▶ Exercise: Collect all lines below with the string "icon".

▶ Entries shown:
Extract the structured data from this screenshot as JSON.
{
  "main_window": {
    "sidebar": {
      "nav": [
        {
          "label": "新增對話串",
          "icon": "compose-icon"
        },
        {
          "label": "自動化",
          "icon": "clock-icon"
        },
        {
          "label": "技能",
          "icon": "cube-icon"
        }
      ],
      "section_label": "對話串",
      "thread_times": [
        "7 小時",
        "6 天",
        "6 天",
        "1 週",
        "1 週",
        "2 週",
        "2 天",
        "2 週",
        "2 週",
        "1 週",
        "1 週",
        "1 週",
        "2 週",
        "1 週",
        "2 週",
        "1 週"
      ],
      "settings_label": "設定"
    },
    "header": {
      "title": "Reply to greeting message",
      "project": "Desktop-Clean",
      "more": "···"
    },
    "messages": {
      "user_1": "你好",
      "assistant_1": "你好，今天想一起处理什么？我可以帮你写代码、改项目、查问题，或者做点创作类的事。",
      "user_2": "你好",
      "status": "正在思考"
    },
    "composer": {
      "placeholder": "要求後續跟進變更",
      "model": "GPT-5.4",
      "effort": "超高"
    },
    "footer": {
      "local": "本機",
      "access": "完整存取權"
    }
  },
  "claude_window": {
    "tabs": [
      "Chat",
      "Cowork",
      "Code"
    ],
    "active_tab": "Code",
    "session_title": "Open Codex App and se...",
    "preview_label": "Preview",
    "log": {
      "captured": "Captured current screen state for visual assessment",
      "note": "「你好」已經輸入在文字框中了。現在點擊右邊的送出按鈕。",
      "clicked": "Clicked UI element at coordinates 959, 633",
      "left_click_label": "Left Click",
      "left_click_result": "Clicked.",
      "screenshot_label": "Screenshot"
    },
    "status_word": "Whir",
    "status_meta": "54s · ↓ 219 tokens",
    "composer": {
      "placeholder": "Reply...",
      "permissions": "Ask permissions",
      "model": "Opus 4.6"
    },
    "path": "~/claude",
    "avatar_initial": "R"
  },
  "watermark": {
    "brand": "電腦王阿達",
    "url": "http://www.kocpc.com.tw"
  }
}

▶ Task result:
          "icon": "compose-icon"
          "icon": "clock-icon"
          "icon": "cube-icon"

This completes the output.